** Start Data for this exercise **
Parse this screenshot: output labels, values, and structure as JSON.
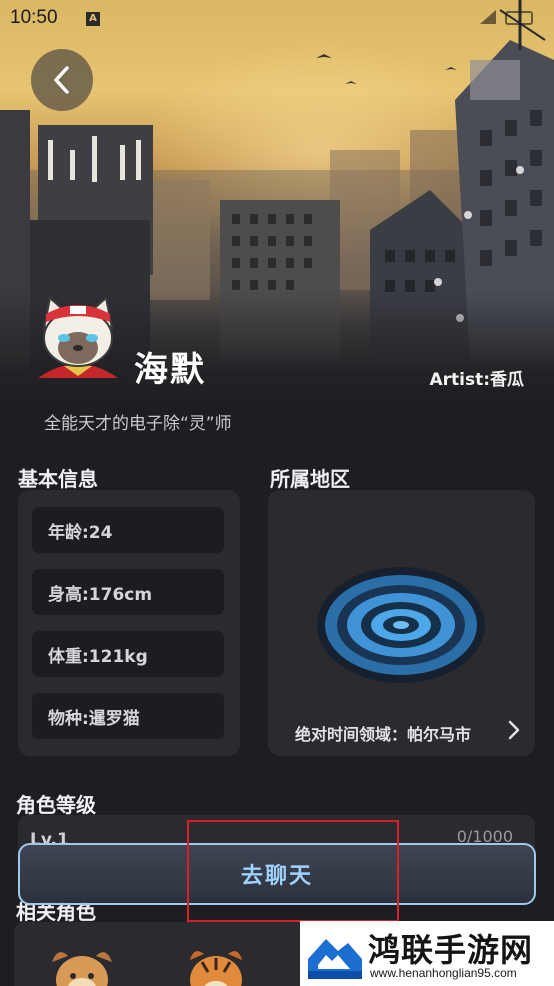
{
  "status_bar": {
    "time": "10:50",
    "notification_glyph": "A"
  },
  "header": {
    "back_icon": "chevron-left-icon"
  },
  "character": {
    "name": "海默",
    "artist": "Artist:香瓜",
    "tagline": "全能天才的电子除“灵”师"
  },
  "basic_info": {
    "title": "基本信息",
    "rows": [
      "年龄:24",
      "身高:176cm",
      "体重:121kg",
      "物种:暹罗猫"
    ]
  },
  "region": {
    "title": "所属地区",
    "name": "绝对时间领域：帕尔马市",
    "icon": "swirl-emblem-icon"
  },
  "level": {
    "title": "角色等级",
    "value": "Lv.1",
    "exp": "0/1000"
  },
  "related": {
    "title": "相关角色"
  },
  "chat_button": {
    "label": "去聊天"
  },
  "watermark": {
    "title": "鸿联手游网",
    "url": "www.henanhonglian95.com"
  },
  "colors": {
    "accent": "#9ed3ff",
    "highlight": "#d91f26",
    "card": "#2a2a2f",
    "background": "#1e1e22"
  }
}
** End Data for this exercise **
Your goal - Excluding the pictures, reproduce every entry exactly as given.

Problem solution -
Parse this screenshot: output labels, values, and structure as JSON.
{
  "status_bar": {
    "time": "10:50",
    "notification_glyph": "A"
  },
  "header": {
    "back_icon": "chevron-left-icon"
  },
  "character": {
    "name": "海默",
    "artist": "Artist:香瓜",
    "tagline": "全能天才的电子除“灵”师"
  },
  "basic_info": {
    "title": "基本信息",
    "rows": [
      "年龄:24",
      "身高:176cm",
      "体重:121kg",
      "物种:暹罗猫"
    ]
  },
  "region": {
    "title": "所属地区",
    "name": "绝对时间领域：帕尔马市",
    "icon": "swirl-emblem-icon"
  },
  "level": {
    "title": "角色等级",
    "value": "Lv.1",
    "exp": "0/1000"
  },
  "related": {
    "title": "相关角色"
  },
  "chat_button": {
    "label": "去聊天"
  },
  "watermark": {
    "title": "鸿联手游网",
    "url": "www.henanhonglian95.com"
  },
  "colors": {
    "accent": "#9ed3ff",
    "highlight": "#d91f26",
    "card": "#2a2a2f",
    "background": "#1e1e22"
  }
}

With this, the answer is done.